DESCRIPTION OF THE TASK — The listing below should be printed exactly, every line of it. Skip the pictures.

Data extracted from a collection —
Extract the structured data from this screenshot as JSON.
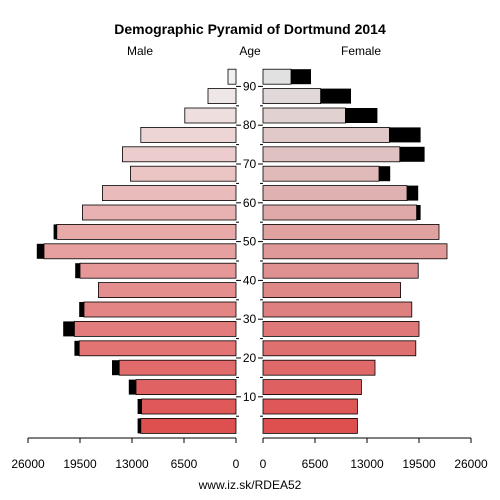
{
  "chart_data": {
    "type": "bar",
    "title": "Demographic Pyramid of Dortmund 2014",
    "left_header": "Male",
    "center_header": "Age",
    "right_header": "Female",
    "footer": "www.iz.sk/RDEA52",
    "x_max": 26000,
    "x_ticks": [
      26000,
      19500,
      13000,
      6500,
      0
    ],
    "age_ticks": [
      10,
      20,
      30,
      40,
      50,
      60,
      70,
      80,
      90
    ],
    "age_groups": [
      "0-4",
      "5-9",
      "10-14",
      "15-19",
      "20-24",
      "25-29",
      "30-34",
      "35-39",
      "40-44",
      "45-49",
      "50-54",
      "55-59",
      "60-64",
      "65-69",
      "70-74",
      "75-79",
      "80-84",
      "85-89",
      "90+"
    ],
    "series": [
      {
        "name": "Male",
        "values": [
          11900,
          11800,
          12500,
          14600,
          19600,
          20200,
          19000,
          17200,
          19500,
          24000,
          22400,
          19200,
          16700,
          13200,
          14200,
          11900,
          6400,
          3500,
          1000
        ],
        "excess": [
          400,
          500,
          900,
          900,
          600,
          1400,
          600,
          0,
          600,
          900,
          400,
          0,
          0,
          0,
          0,
          0,
          0,
          0,
          0
        ]
      },
      {
        "name": "Female",
        "values": [
          11800,
          11800,
          12300,
          14000,
          19100,
          19500,
          18600,
          17200,
          19400,
          23000,
          22000,
          19200,
          18000,
          14500,
          17100,
          15800,
          10300,
          7200,
          3500
        ],
        "excess": [
          0,
          0,
          0,
          0,
          0,
          0,
          0,
          0,
          0,
          0,
          0,
          500,
          1400,
          1400,
          3100,
          3900,
          4000,
          3800,
          2500
        ]
      }
    ]
  },
  "colors": {
    "excess": "#000000",
    "bar_stroke": "#000000"
  }
}
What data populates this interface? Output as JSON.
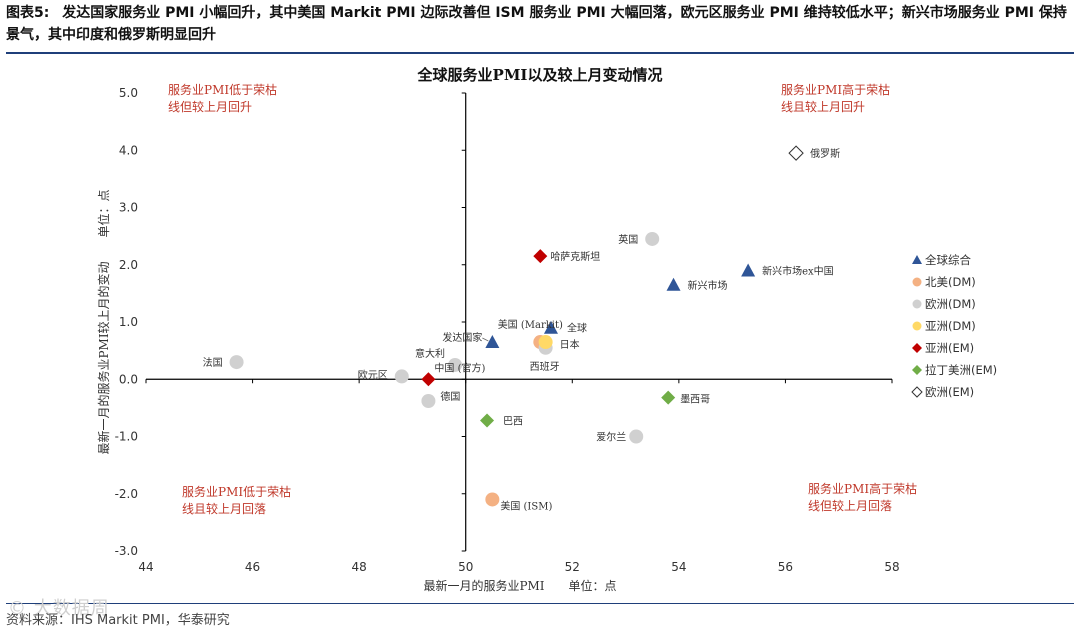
{
  "header": {
    "figure_label": "图表5:",
    "title": "发达国家服务业 PMI 小幅回升，其中美国 Markit PMI 边际改善但 ISM 服务业 PMI 大幅回落，欧元区服务业 PMI 维持较低水平；新兴市场服务业 PMI 保持景气，其中印度和俄罗斯明显回升"
  },
  "footer": {
    "source": "资料来源：IHS Markit PMI，华泰研究",
    "watermark": "© 大数据周"
  },
  "colors": {
    "rule": "#1f3f7a",
    "quadrant_text": "#c0392b",
    "global": "#2f5597",
    "north_america": "#f4b183",
    "europe": "#d0d0d0",
    "asia_dm": "#ffd966",
    "asia_em": "#c00000",
    "latam_em": "#70ad47",
    "europe_em": "#ffffff"
  },
  "chart_data": {
    "type": "scatter",
    "title": "全球服务业PMI以及较上月变动情况",
    "xlabel": "最新一月的服务业PMI　　单位：点",
    "ylabel": "最新一月的服务业PMI较上月的变动　　单位：点",
    "xlim": [
      44,
      58
    ],
    "ylim": [
      -3.0,
      5.0
    ],
    "x_ticks": [
      "44",
      "46",
      "48",
      "50",
      "52",
      "54",
      "56",
      "58"
    ],
    "y_ticks": [
      "-3.0",
      "-2.0",
      "-1.0",
      "0.0",
      "1.0",
      "2.0",
      "3.0",
      "4.0",
      "5.0"
    ],
    "cross_at": {
      "x": 50,
      "y": 0
    },
    "legend_position": "right",
    "quadrant_labels": {
      "top_left": [
        "服务业PMI低于荣枯",
        "线但较上月回升"
      ],
      "top_right": [
        "服务业PMI高于荣枯",
        "线且较上月回升"
      ],
      "bottom_left": [
        "服务业PMI低于荣枯",
        "线且较上月回落"
      ],
      "bottom_right": [
        "服务业PMI高于荣枯",
        "线但较上月回落"
      ]
    },
    "series": [
      {
        "name": "全球综合",
        "marker": "triangle",
        "color": "#2f5597",
        "points": [
          {
            "label": "全球",
            "x": 51.6,
            "y": 0.9
          },
          {
            "label": "发达国家",
            "x": 50.5,
            "y": 0.65
          },
          {
            "label": "新兴市场",
            "x": 53.9,
            "y": 1.65
          },
          {
            "label": "新兴市场ex中国",
            "x": 55.3,
            "y": 1.9
          }
        ]
      },
      {
        "name": "北美(DM)",
        "marker": "circle",
        "color": "#f4b183",
        "points": [
          {
            "label": "美国 (Markit)",
            "x": 51.4,
            "y": 0.65
          },
          {
            "label": "美国 (ISM)",
            "x": 50.5,
            "y": -2.1
          }
        ]
      },
      {
        "name": "欧洲(DM)",
        "marker": "circle",
        "color": "#d0d0d0",
        "points": [
          {
            "label": "英国",
            "x": 53.5,
            "y": 2.45
          },
          {
            "label": "法国",
            "x": 45.7,
            "y": 0.3
          },
          {
            "label": "欧元区",
            "x": 48.8,
            "y": 0.05
          },
          {
            "label": "德国",
            "x": 49.3,
            "y": -0.38
          },
          {
            "label": "意大利",
            "x": 49.8,
            "y": 0.25
          },
          {
            "label": "西班牙",
            "x": 51.5,
            "y": 0.55
          },
          {
            "label": "爱尔兰",
            "x": 53.2,
            "y": -1.0
          }
        ]
      },
      {
        "name": "亚洲(DM)",
        "marker": "circle",
        "color": "#ffd966",
        "points": [
          {
            "label": "日本",
            "x": 51.5,
            "y": 0.65
          }
        ]
      },
      {
        "name": "亚洲(EM)",
        "marker": "diamond",
        "color": "#c00000",
        "points": [
          {
            "label": "哈萨克斯坦",
            "x": 51.4,
            "y": 2.15
          },
          {
            "label": "中国 (官方)",
            "x": 49.3,
            "y": 0.0
          }
        ]
      },
      {
        "name": "拉丁美洲(EM)",
        "marker": "diamond",
        "color": "#70ad47",
        "points": [
          {
            "label": "墨西哥",
            "x": 53.8,
            "y": -0.32
          },
          {
            "label": "巴西",
            "x": 50.4,
            "y": -0.72
          }
        ]
      },
      {
        "name": "欧洲(EM)",
        "marker": "diamond-open",
        "color": "#ffffff",
        "points": [
          {
            "label": "俄罗斯",
            "x": 56.2,
            "y": 3.95
          }
        ]
      }
    ]
  }
}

CORRECT OUTPUT —
Extract the structured data from this screenshot as JSON.
{
  "chart_data": {
    "type": "bar",
    "title": "Demographic Pyramid of Dortmund 2014",
    "left_header": "Male",
    "center_header": "Age",
    "right_header": "Female",
    "footer": "www.iz.sk/RDEA52",
    "x_max": 26000,
    "x_ticks": [
      26000,
      19500,
      13000,
      6500,
      0
    ],
    "age_ticks": [
      10,
      20,
      30,
      40,
      50,
      60,
      70,
      80,
      90
    ],
    "age_groups": [
      "0-4",
      "5-9",
      "10-14",
      "15-19",
      "20-24",
      "25-29",
      "30-34",
      "35-39",
      "40-44",
      "45-49",
      "50-54",
      "55-59",
      "60-64",
      "65-69",
      "70-74",
      "75-79",
      "80-84",
      "85-89",
      "90+"
    ],
    "series": [
      {
        "name": "Male",
        "values": [
          11900,
          11800,
          12500,
          14600,
          19600,
          20200,
          19000,
          17200,
          19500,
          24000,
          22400,
          19200,
          16700,
          13200,
          14200,
          11900,
          6400,
          3500,
          1000
        ],
        "excess": [
          400,
          500,
          900,
          900,
          600,
          1400,
          600,
          0,
          600,
          900,
          400,
          0,
          0,
          0,
          0,
          0,
          0,
          0,
          0
        ]
      },
      {
        "name": "Female",
        "values": [
          11800,
          11800,
          12300,
          14000,
          19100,
          19500,
          18600,
          17200,
          19400,
          23000,
          22000,
          19200,
          18000,
          14500,
          17100,
          15800,
          10300,
          7200,
          3500
        ],
        "excess": [
          0,
          0,
          0,
          0,
          0,
          0,
          0,
          0,
          0,
          0,
          0,
          500,
          1400,
          1400,
          3100,
          3900,
          4000,
          3800,
          2500
        ]
      }
    ]
  },
  "colors": {
    "excess": "#000000",
    "bar_stroke": "#000000"
  }
}
What data populates this interface? Output as JSON.
{
  "header": {
    "figure_label": "图表5:",
    "title": "发达国家服务业 PMI 小幅回升，其中美国 Markit PMI 边际改善但 ISM 服务业 PMI 大幅回落，欧元区服务业 PMI 维持较低水平；新兴市场服务业 PMI 保持景气，其中印度和俄罗斯明显回升"
  },
  "footer": {
    "source": "资料来源：IHS Markit PMI，华泰研究",
    "watermark": "© 大数据周"
  },
  "colors": {
    "rule": "#1f3f7a",
    "quadrant_text": "#c0392b",
    "global": "#2f5597",
    "north_america": "#f4b183",
    "europe": "#d0d0d0",
    "asia_dm": "#ffd966",
    "asia_em": "#c00000",
    "latam_em": "#70ad47",
    "europe_em": "#ffffff"
  },
  "chart_data": {
    "type": "scatter",
    "title": "全球服务业PMI以及较上月变动情况",
    "xlabel": "最新一月的服务业PMI　　单位：点",
    "ylabel": "最新一月的服务业PMI较上月的变动　　单位：点",
    "xlim": [
      44,
      58
    ],
    "ylim": [
      -3.0,
      5.0
    ],
    "x_ticks": [
      "44",
      "46",
      "48",
      "50",
      "52",
      "54",
      "56",
      "58"
    ],
    "y_ticks": [
      "-3.0",
      "-2.0",
      "-1.0",
      "0.0",
      "1.0",
      "2.0",
      "3.0",
      "4.0",
      "5.0"
    ],
    "cross_at": {
      "x": 50,
      "y": 0
    },
    "legend_position": "right",
    "quadrant_labels": {
      "top_left": [
        "服务业PMI低于荣枯",
        "线但较上月回升"
      ],
      "top_right": [
        "服务业PMI高于荣枯",
        "线且较上月回升"
      ],
      "bottom_left": [
        "服务业PMI低于荣枯",
        "线且较上月回落"
      ],
      "bottom_right": [
        "服务业PMI高于荣枯",
        "线但较上月回落"
      ]
    },
    "series": [
      {
        "name": "全球综合",
        "marker": "triangle",
        "color": "#2f5597",
        "points": [
          {
            "label": "全球",
            "x": 51.6,
            "y": 0.9
          },
          {
            "label": "发达国家",
            "x": 50.5,
            "y": 0.65
          },
          {
            "label": "新兴市场",
            "x": 53.9,
            "y": 1.65
          },
          {
            "label": "新兴市场ex中国",
            "x": 55.3,
            "y": 1.9
          }
        ]
      },
      {
        "name": "北美(DM)",
        "marker": "circle",
        "color": "#f4b183",
        "points": [
          {
            "label": "美国 (Markit)",
            "x": 51.4,
            "y": 0.65
          },
          {
            "label": "美国 (ISM)",
            "x": 50.5,
            "y": -2.1
          }
        ]
      },
      {
        "name": "欧洲(DM)",
        "marker": "circle",
        "color": "#d0d0d0",
        "points": [
          {
            "label": "英国",
            "x": 53.5,
            "y": 2.45
          },
          {
            "label": "法国",
            "x": 45.7,
            "y": 0.3
          },
          {
            "label": "欧元区",
            "x": 48.8,
            "y": 0.05
          },
          {
            "label": "德国",
            "x": 49.3,
            "y": -0.38
          },
          {
            "label": "意大利",
            "x": 49.8,
            "y": 0.25
          },
          {
            "label": "西班牙",
            "x": 51.5,
            "y": 0.55
          },
          {
            "label": "爱尔兰",
            "x": 53.2,
            "y": -1.0
          }
        ]
      },
      {
        "name": "亚洲(DM)",
        "marker": "circle",
        "color": "#ffd966",
        "points": [
          {
            "label": "日本",
            "x": 51.5,
            "y": 0.65
          }
        ]
      },
      {
        "name": "亚洲(EM)",
        "marker": "diamond",
        "color": "#c00000",
        "points": [
          {
            "label": "哈萨克斯坦",
            "x": 51.4,
            "y": 2.15
          },
          {
            "label": "中国 (官方)",
            "x": 49.3,
            "y": 0.0
          }
        ]
      },
      {
        "name": "拉丁美洲(EM)",
        "marker": "diamond",
        "color": "#70ad47",
        "points": [
          {
            "label": "墨西哥",
            "x": 53.8,
            "y": -0.32
          },
          {
            "label": "巴西",
            "x": 50.4,
            "y": -0.72
          }
        ]
      },
      {
        "name": "欧洲(EM)",
        "marker": "diamond-open",
        "color": "#ffffff",
        "points": [
          {
            "label": "俄罗斯",
            "x": 56.2,
            "y": 3.95
          }
        ]
      }
    ]
  }
}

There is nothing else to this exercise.